[Annotated region listings]
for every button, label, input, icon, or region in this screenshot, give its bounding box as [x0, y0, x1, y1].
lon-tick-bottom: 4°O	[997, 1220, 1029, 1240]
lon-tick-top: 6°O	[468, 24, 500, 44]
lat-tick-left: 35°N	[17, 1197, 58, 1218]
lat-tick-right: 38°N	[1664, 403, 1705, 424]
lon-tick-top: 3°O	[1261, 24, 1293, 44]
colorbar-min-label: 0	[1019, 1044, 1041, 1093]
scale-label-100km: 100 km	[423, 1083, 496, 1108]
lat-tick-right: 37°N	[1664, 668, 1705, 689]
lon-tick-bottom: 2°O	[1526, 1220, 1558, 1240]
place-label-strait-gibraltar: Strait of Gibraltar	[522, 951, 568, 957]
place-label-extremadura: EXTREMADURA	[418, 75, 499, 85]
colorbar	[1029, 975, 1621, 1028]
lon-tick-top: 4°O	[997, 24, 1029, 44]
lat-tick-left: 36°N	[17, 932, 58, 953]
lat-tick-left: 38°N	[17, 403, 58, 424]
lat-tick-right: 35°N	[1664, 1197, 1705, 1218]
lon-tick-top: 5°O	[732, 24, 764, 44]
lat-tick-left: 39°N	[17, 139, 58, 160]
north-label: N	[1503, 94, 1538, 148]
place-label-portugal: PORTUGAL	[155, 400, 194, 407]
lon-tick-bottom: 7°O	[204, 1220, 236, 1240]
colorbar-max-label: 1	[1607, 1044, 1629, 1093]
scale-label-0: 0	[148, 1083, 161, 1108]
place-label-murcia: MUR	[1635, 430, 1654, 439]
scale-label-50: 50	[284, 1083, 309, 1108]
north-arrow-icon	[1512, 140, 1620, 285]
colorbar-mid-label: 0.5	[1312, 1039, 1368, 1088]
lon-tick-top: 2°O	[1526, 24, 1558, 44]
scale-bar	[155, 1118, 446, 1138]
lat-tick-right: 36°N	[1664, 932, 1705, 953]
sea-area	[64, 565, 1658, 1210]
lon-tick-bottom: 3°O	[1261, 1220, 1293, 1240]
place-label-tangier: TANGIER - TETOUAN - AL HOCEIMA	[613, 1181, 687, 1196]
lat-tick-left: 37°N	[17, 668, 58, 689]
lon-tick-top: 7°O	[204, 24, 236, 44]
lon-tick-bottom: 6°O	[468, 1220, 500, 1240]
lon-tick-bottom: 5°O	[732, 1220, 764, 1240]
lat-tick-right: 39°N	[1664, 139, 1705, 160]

#### What you should do
Rewrite the entries above with "longitude-tick-top" substituted for every "lon-tick-top", changing nothing else.

#### Correct answer
for every button, label, input, icon, or region in this screenshot, give its bounding box as [x0, y0, x1, y1].
lon-tick-bottom: 4°O	[997, 1220, 1029, 1240]
longitude-tick-top: 6°O	[468, 24, 500, 44]
lat-tick-left: 35°N	[17, 1197, 58, 1218]
lat-tick-right: 38°N	[1664, 403, 1705, 424]
longitude-tick-top: 3°O	[1261, 24, 1293, 44]
colorbar-min-label: 0	[1019, 1044, 1041, 1093]
scale-label-100km: 100 km	[423, 1083, 496, 1108]
lat-tick-right: 37°N	[1664, 668, 1705, 689]
lon-tick-bottom: 2°O	[1526, 1220, 1558, 1240]
place-label-strait-gibraltar: Strait of Gibraltar	[522, 951, 568, 957]
place-label-extremadura: EXTREMADURA	[418, 75, 499, 85]
colorbar	[1029, 975, 1621, 1028]
longitude-tick-top: 4°O	[997, 24, 1029, 44]
lat-tick-left: 36°N	[17, 932, 58, 953]
lat-tick-left: 38°N	[17, 403, 58, 424]
lat-tick-right: 35°N	[1664, 1197, 1705, 1218]
longitude-tick-top: 5°O	[732, 24, 764, 44]
lat-tick-left: 39°N	[17, 139, 58, 160]
north-label: N	[1503, 94, 1538, 148]
place-label-portugal: PORTUGAL	[155, 400, 194, 407]
lon-tick-bottom: 7°O	[204, 1220, 236, 1240]
colorbar-max-label: 1	[1607, 1044, 1629, 1093]
scale-label-0: 0	[148, 1083, 161, 1108]
place-label-murcia: MUR	[1635, 430, 1654, 439]
scale-label-50: 50	[284, 1083, 309, 1108]
north-arrow-icon	[1512, 140, 1620, 285]
colorbar-mid-label: 0.5	[1312, 1039, 1368, 1088]
longitude-tick-top: 2°O	[1526, 24, 1558, 44]
scale-bar	[155, 1118, 446, 1138]
lat-tick-right: 36°N	[1664, 932, 1705, 953]
sea-area	[64, 565, 1658, 1210]
lon-tick-bottom: 3°O	[1261, 1220, 1293, 1240]
place-label-tangier: TANGIER - TETOUAN - AL HOCEIMA	[613, 1181, 687, 1196]
lat-tick-left: 37°N	[17, 668, 58, 689]
longitude-tick-top: 7°O	[204, 24, 236, 44]
lon-tick-bottom: 6°O	[468, 1220, 500, 1240]
lon-tick-bottom: 5°O	[732, 1220, 764, 1240]
lat-tick-right: 39°N	[1664, 139, 1705, 160]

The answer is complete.